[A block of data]
□ □ □ □ □

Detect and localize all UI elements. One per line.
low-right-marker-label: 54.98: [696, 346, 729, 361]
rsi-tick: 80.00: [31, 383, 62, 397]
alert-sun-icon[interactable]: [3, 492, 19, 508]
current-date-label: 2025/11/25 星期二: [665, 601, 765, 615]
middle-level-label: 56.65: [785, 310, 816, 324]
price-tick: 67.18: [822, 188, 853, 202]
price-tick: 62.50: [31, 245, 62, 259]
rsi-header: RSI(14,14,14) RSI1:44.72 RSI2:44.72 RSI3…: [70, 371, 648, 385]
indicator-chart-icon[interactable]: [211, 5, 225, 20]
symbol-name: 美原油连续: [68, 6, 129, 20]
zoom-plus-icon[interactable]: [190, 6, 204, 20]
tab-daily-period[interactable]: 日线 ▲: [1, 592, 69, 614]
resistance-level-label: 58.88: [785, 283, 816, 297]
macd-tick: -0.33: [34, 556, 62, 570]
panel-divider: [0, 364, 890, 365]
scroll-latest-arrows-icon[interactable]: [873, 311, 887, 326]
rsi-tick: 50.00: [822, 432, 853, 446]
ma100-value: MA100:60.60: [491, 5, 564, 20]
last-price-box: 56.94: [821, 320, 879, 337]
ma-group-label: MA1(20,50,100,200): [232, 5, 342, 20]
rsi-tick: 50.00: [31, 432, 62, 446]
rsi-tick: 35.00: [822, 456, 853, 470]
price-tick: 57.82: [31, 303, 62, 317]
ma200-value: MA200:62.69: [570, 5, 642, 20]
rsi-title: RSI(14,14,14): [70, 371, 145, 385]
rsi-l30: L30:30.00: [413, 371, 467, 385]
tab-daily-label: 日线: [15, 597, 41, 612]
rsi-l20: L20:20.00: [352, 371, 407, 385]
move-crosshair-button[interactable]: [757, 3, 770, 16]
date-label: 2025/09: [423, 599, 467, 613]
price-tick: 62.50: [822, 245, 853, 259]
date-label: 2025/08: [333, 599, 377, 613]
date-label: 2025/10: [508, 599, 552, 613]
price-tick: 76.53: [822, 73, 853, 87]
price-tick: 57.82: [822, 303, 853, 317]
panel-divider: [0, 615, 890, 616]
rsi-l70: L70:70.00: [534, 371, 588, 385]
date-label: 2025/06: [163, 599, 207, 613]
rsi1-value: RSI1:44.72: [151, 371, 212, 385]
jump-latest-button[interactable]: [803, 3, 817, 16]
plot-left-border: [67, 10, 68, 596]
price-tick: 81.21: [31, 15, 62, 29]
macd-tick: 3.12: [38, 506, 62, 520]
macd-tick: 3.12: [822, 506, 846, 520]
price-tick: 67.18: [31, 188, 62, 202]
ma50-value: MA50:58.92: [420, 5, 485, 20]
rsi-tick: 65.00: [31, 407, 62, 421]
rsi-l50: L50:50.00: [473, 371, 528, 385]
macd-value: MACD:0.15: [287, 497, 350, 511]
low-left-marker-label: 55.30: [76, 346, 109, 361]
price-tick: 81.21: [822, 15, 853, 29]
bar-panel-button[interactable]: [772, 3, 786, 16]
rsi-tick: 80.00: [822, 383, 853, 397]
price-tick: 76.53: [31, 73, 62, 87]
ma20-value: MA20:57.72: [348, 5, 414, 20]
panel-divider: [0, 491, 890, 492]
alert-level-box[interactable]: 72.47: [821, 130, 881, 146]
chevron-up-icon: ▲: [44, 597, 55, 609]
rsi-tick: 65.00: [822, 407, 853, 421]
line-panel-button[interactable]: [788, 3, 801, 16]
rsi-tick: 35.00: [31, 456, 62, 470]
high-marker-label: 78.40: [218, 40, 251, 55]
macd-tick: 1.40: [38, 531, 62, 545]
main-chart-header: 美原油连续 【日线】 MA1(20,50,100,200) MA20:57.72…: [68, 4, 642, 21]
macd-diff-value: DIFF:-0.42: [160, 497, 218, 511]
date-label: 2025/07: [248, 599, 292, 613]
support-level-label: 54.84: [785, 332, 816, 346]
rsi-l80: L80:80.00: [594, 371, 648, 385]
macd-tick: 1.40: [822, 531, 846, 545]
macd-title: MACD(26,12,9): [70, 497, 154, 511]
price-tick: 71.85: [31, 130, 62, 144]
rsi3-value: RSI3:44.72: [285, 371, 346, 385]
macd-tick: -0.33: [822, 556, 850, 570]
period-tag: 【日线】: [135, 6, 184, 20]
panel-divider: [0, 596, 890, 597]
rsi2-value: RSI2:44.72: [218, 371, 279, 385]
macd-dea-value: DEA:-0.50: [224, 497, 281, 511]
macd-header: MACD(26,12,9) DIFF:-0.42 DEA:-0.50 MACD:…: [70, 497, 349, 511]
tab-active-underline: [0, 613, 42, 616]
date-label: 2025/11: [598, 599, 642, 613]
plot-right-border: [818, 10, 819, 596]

□ □ □ □ □

What you need to do = Format every line of the entries above as a numbered list, leaving out any blank lines.

Exercise response =
1. Detect and localize all UI elements. One per line.
2. low-right-marker-label: 54.98: [696, 346, 729, 361]
3. rsi-tick: 80.00: [31, 383, 62, 397]
4. alert-sun-icon[interactable]: [3, 492, 19, 508]
5. current-date-label: 2025/11/25 星期二: [665, 601, 765, 615]
6. middle-level-label: 56.65: [785, 310, 816, 324]
7. price-tick: 67.18: [822, 188, 853, 202]
8. price-tick: 62.50: [31, 245, 62, 259]
9. rsi-header: RSI(14,14,14) RSI1:44.72 RSI2:44.72 RSI3…: [70, 371, 648, 385]
10. indicator-chart-icon[interactable]: [211, 5, 225, 20]
11. symbol-name: 美原油连续: [68, 6, 129, 20]
12. zoom-plus-icon[interactable]: [190, 6, 204, 20]
13. tab-daily-period[interactable]: 日线 ▲: [1, 592, 69, 614]
14. resistance-level-label: 58.88: [785, 283, 816, 297]
15. macd-tick: -0.33: [34, 556, 62, 570]
16. panel-divider: [0, 364, 890, 365]
17. scroll-latest-arrows-icon[interactable]: [873, 311, 887, 326]
18. rsi-tick: 50.00: [822, 432, 853, 446]
19. ma100-value: MA100:60.60: [491, 5, 564, 20]
20. last-price-box: 56.94: [821, 320, 879, 337]
21. ma-group-label: MA1(20,50,100,200): [232, 5, 342, 20]
22. rsi-tick: 50.00: [31, 432, 62, 446]
23. rsi-tick: 35.00: [822, 456, 853, 470]
24. price-tick: 57.82: [31, 303, 62, 317]
25. ma200-value: MA200:62.69: [570, 5, 642, 20]
26. rsi-title: RSI(14,14,14): [70, 371, 145, 385]
27. rsi-l30: L30:30.00: [413, 371, 467, 385]
28. tab-daily-label: 日线: [15, 597, 41, 612]
29. rsi-l20: L20:20.00: [352, 371, 407, 385]
30. move-crosshair-button[interactable]: [757, 3, 770, 16]
31. date-label: 2025/09: [423, 599, 467, 613]
32. price-tick: 62.50: [822, 245, 853, 259]
33. date-label: 2025/08: [333, 599, 377, 613]
34. date-label: 2025/10: [508, 599, 552, 613]
35. price-tick: 76.53: [822, 73, 853, 87]
36. price-tick: 57.82: [822, 303, 853, 317]
37. panel-divider: [0, 615, 890, 616]
38. rsi-l70: L70:70.00: [534, 371, 588, 385]
39. date-label: 2025/06: [163, 599, 207, 613]
40. rsi1-value: RSI1:44.72: [151, 371, 212, 385]
41. jump-latest-button[interactable]: [803, 3, 817, 16]
42. plot-left-border: [67, 10, 68, 596]
43. price-tick: 81.21: [31, 15, 62, 29]
44. macd-tick: 3.12: [38, 506, 62, 520]
45. macd-tick: 3.12: [822, 506, 846, 520]
46. price-tick: 67.18: [31, 188, 62, 202]
47. ma50-value: MA50:58.92: [420, 5, 485, 20]
48. rsi-tick: 65.00: [31, 407, 62, 421]
49. rsi-l50: L50:50.00: [473, 371, 528, 385]
50. macd-value: MACD:0.15: [287, 497, 350, 511]
51. low-left-marker-label: 55.30: [76, 346, 109, 361]
52. price-tick: 81.21: [822, 15, 853, 29]
53. bar-panel-button[interactable]: [772, 3, 786, 16]
54. rsi-tick: 80.00: [822, 383, 853, 397]
55. price-tick: 76.53: [31, 73, 62, 87]
56. ma20-value: MA20:57.72: [348, 5, 414, 20]
57. panel-divider: [0, 491, 890, 492]
58. alert-level-box[interactable]: 72.47: [821, 130, 881, 146]
59. chevron-up-icon: ▲: [44, 597, 55, 609]
60. rsi-tick: 65.00: [822, 407, 853, 421]
61. line-panel-button[interactable]: [788, 3, 801, 16]
62. rsi-tick: 35.00: [31, 456, 62, 470]
63. high-marker-label: 78.40: [218, 40, 251, 55]
64. macd-tick: 1.40: [38, 531, 62, 545]
65. main-chart-header: 美原油连续 【日线】 MA1(20,50,100,200) MA20:57.72…: [68, 4, 642, 21]
66. macd-diff-value: DIFF:-0.42: [160, 497, 218, 511]
67. date-label: 2025/07: [248, 599, 292, 613]
68. support-level-label: 54.84: [785, 332, 816, 346]
69. rsi-l80: L80:80.00: [594, 371, 648, 385]
70. macd-tick: 1.40: [822, 531, 846, 545]
71. macd-title: MACD(26,12,9): [70, 497, 154, 511]
72. price-tick: 71.85: [31, 130, 62, 144]
73. rsi3-value: RSI3:44.72: [285, 371, 346, 385]
74. macd-tick: -0.33: [822, 556, 850, 570]
75. period-tag: 【日线】: [135, 6, 184, 20]
76. panel-divider: [0, 596, 890, 597]
77. rsi2-value: RSI2:44.72: [218, 371, 279, 385]
78. macd-dea-value: DEA:-0.50: [224, 497, 281, 511]
79. macd-header: MACD(26,12,9) DIFF:-0.42 DEA:-0.50 MACD:…: [70, 497, 349, 511]
80. tab-active-underline: [0, 613, 42, 616]
81. date-label: 2025/11: [598, 599, 642, 613]
82. plot-right-border: [818, 10, 819, 596]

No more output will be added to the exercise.